- Document segment:
========

Parameters: JSON body with optional content, important_keywords, questions, and available status.
Function: Updates chunk content, keywords, and availability; re-computes embeddings; stores updated chunk.
Response: Success message.
Errors: Chunk not found, ownership errors, validation errors.

Retrieval

`POST /retrieval` — Retrieve chunks based on a query

Parameters: JSON body with dataset_ids, question, optional document_ids, similarity thresholds, pagination, highlighting, and metadata filters.
Function: Performs vector-based retrieval using embedding models, optional reranking, language translation, keyword extraction, and knowledge graph retrieval.
Response: List of matching chunks with similarity scores and metadata.
Errors: Ownership errors, mismatched embedding models among datasets, missing parameters.

Important Implementation Details

Authorization: All endpoints require bearer token authentication validated by @token_required.
Ownership Checks: Uses KnowledgebaseService.accessible or .query to verify tenant ownership of datasets and documents.
Document and Chunk Storage:
- Documents and chunks are stored using a combination of relational database models (DocumentService, FileService) and a specialized chunk storage system accessed via settings.docStoreConn.
- Chunks are stored with embedding vectors, tokenized content, keywords, and metadata for efficient retrieval.
Chunk Tokenization and Embeddings:
- Uses rag_tokenizer for tokenization and fine-grained tokenization.
- Embeddings are computed using tenant-specific embedding models (TenantLLMService).
Parsing Workflow:
- Parsing tasks are queued asynchronously (queue_tasks) to process documents into chunks.
- Document status is updated to reflect parsing progress.
Chunk Similarity and Retrieval:
- Retrieval supports vector similarity search with thresholding, weighting, reranking, and optional cross-language support.
- Supports metadata filtering and knowledge graph integration.

Interactions with Other Components

Database Services: Uses various services like DocumentService, FileService, KnowledgebaseService, and TaskService to manage persistent data.
Storage Backend: Accesses chunk content and files via STORAGE_IMPL and settings.docStoreConn.
Tokenization and NLP: Utilizes rag_tokenizer and related NLP utilities for chunk processing.
Embedding Models: Employs tenant-specific embedding models from TenantLLMService and LLMBundle.
Search and Retrieval: Integrates with settings.retrievaler and settings.kg_retrievaler for chunk retrieval and knowledge graph queries.
API Utilities: Uses helper functions from api.utils.api_utils for error handling, result formatting, and validation.

========

- Tasks to perform:
(a) Translate this sentence from the API reference text into Spanish: "Chunks are stored with embedding vectors, tokenized content, keywords, and metadata for efficient retrieval."
(b) Please reproduce the API reference text between "Parameters: JSON body with dataset_ids, question, optional" and "datasets and documents.", inclusive.
Rely only on the API reference text.

- Source data:

========

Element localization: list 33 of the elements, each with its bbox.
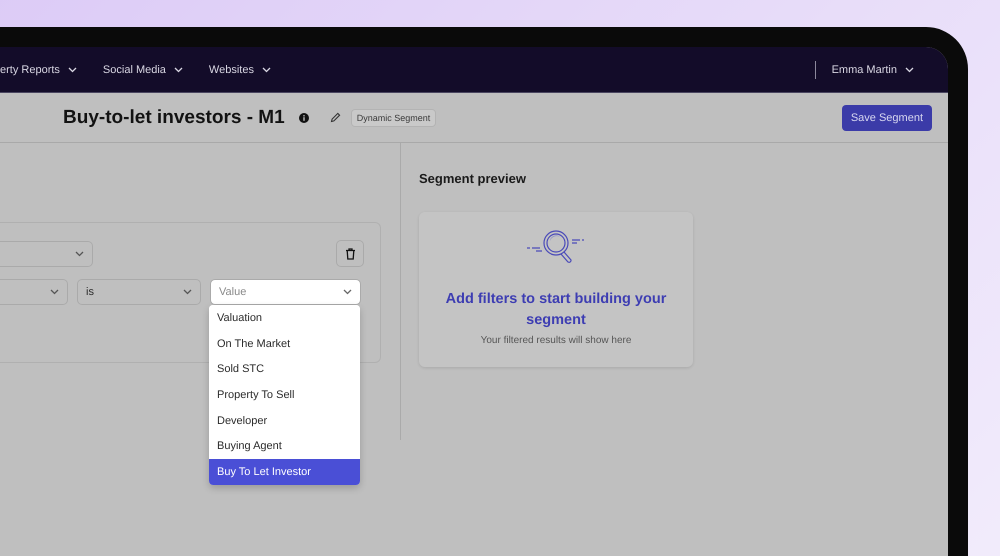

========

- Answers for this exercise:
(a) Los fragmentos se almacenan con vectores de incrustación, contenido tokenizado, palabras clave y metadatos para una recuperación eficiente.

(b)
Parameters: JSON body with dataset_ids, question, optional document_ids, similarity thresholds, pagination, highlighting, and metadata filters.
Function: Performs vector-based retrieval using embedding models, optional reranking, language translation, keyword extraction, and knowledge graph retrieval.
Response: List of matching chunks with similarity scores and metadata.
Errors: Ownership errors, mismatched embedding models among datasets, missing parameters.

Important Implementation Details

Authorization: All endpoints require bearer token authentication validated by @token_required.
Ownership Checks: Uses KnowledgebaseService.accessible or .query to verify tenant ownership of datasets and documents.